## Task
Gather up the lines with the word "zaagketting" in them.

▼

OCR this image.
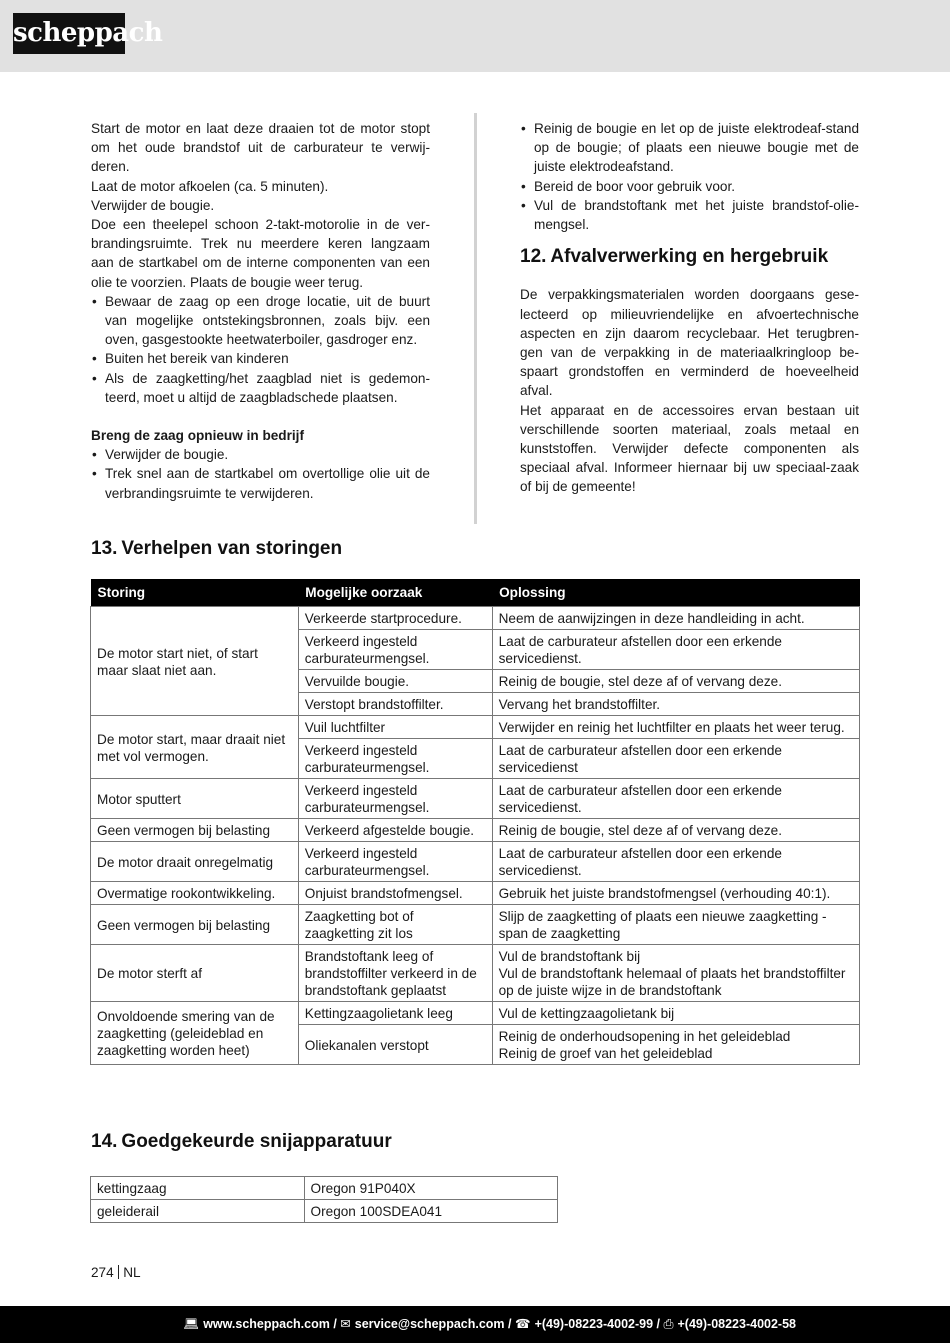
scheppach

Start de motor en laat deze draaien tot de motor stopt om het oude brandstof uit de carburateur te verwij-deren.

Laat de motor afkoelen (ca. 5 minuten).

Verwijder de bougie.

Doe een theelepel schoon 2-takt-motorolie in de ver-brandingsruimte. Trek nu meerdere keren langzaam aan de startkabel om de interne componenten van een olie te voorzien. Plaats de bougie weer terug.

• Bewaar de zaag op een droge locatie, uit de buurt van mogelijke ontstekingsbronnen, zoals bijv. een oven, gasgestookte heetwaterboiler, gasdroger enz.
• Buiten het bereik van kinderen
• Als de zaagketting/het zaagblad niet is gedemon-teerd, moet u altijd de zaagbladschede plaatsen.

Breng de zaag opnieuw in bedrijf

• Verwijder de bougie.
• Trek snel aan de startkabel om overtollige olie uit de verbrandingsruimte te verwijderen.
• Reinig de bougie en let op de juiste elektrodeaf-stand op de bougie; of plaats een nieuwe bougie met de juiste elektrodeafstand.
• Bereid de boor voor gebruik voor.
• Vul de brandstoftank met het juiste brandstof-olie-mengsel.
12. Afvalverwerking en hergebruik

De verpakkingsmaterialen worden doorgaans gese-lecteerd op milieuvriendelijke en afvoertechnische aspecten en zijn daarom recyclebaar. Het terugbren-gen van de verpakking in de materiaalkringloop be-spaart grondstoffen en verminderd de hoeveelheid afval.

Het apparaat en de accessoires ervan bestaan uit verschillende soorten materiaal, zoals metaal en kunststoffen. Verwijder defecte componenten als speciaal afval. Informeer hiernaar bij uw speciaal-zaak of bij de gemeente!

13. Verhelpen van storingen
Storing	Mogelijke oorzaak	Oplossing
De motor start niet, of start maar slaat niet aan.	Verkeerde startprocedure.	Neem de aanwijzingen in deze handleiding in acht.
	Verkeerd ingesteld carburateurmengsel.	Laat de carburateur afstellen door een erkende servicedienst.
	Vervuilde bougie.	Reinig de bougie, stel deze af of vervang deze.
	Verstopt brandstoffilter.	Vervang het brandstoffilter.
De motor start, maar draait niet met vol vermogen.	Vuil luchtfilter	Verwijder en reinig het luchtfilter en plaats het weer terug.
	Verkeerd ingesteld carburateurmengsel.	Laat de carburateur afstellen door een erkende servicedienst
Motor sputtert	Verkeerd ingesteld carburateurmengsel.	Laat de carburateur afstellen door een erkende servicedienst.
Geen vermogen bij belasting	Verkeerd afgestelde bougie.	Reinig de bougie, stel deze af of vervang deze.
De motor draait onregelmatig	Verkeerd ingesteld carburateurmengsel.	Laat de carburateur afstellen door een erkende servicedienst.
Overmatige rookontwikkeling.	Onjuist brandstofmengsel.	Gebruik het juiste brandstofmengsel (verhouding 40:1).
Geen vermogen bij belasting	Zaagketting bot of zaagketting zit los	Slijp de zaagketting of plaats een nieuwe zaagketting - span de zaagketting
De motor sterft af	Brandstoftank leeg of brandstoffilter verkeerd in de brandstoftank geplaatst	Vul de brandstoftank bij
Vul de brandstoftank helemaal of plaats het brandstoffilter op de juiste wijze in de brandstoftank
Onvoldoende smering van de zaagketting (geleideblad en zaagketting worden heet)	Kettingzaagolietank leeg	Vul de kettingzaagolietank bij
	Oliekanalen verstopt	Reinig de onderhoudsopening in het geleideblad
Reinig de groef van het geleideblad
14. Goedgekeurde snijapparatuur
kettingzaag	Oregon 91P040X
geleiderail	Oregon 100SDEA041
274 NL
💻︎ www.scheppach.com / ✉︎ service@scheppach.com / ☎︎ +(49)-08223-4002-99 / ⎙ +(49)-08223-4002-58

▲

## Correct output
• Als de zaagketting/het zaagblad niet is gedemon-teerd, moet u altijd de zaagbladschede plaatsen.
Geen vermogen bij belasting	Zaagketting bot of zaagketting zit los	Slijp de zaagketting of plaats een nieuwe zaagketting - span de zaagketting
Onvoldoende smering van de zaagketting (geleideblad en zaagketting worden heet)	Kettingzaagolietank leeg	Vul de kettingzaagolietank bij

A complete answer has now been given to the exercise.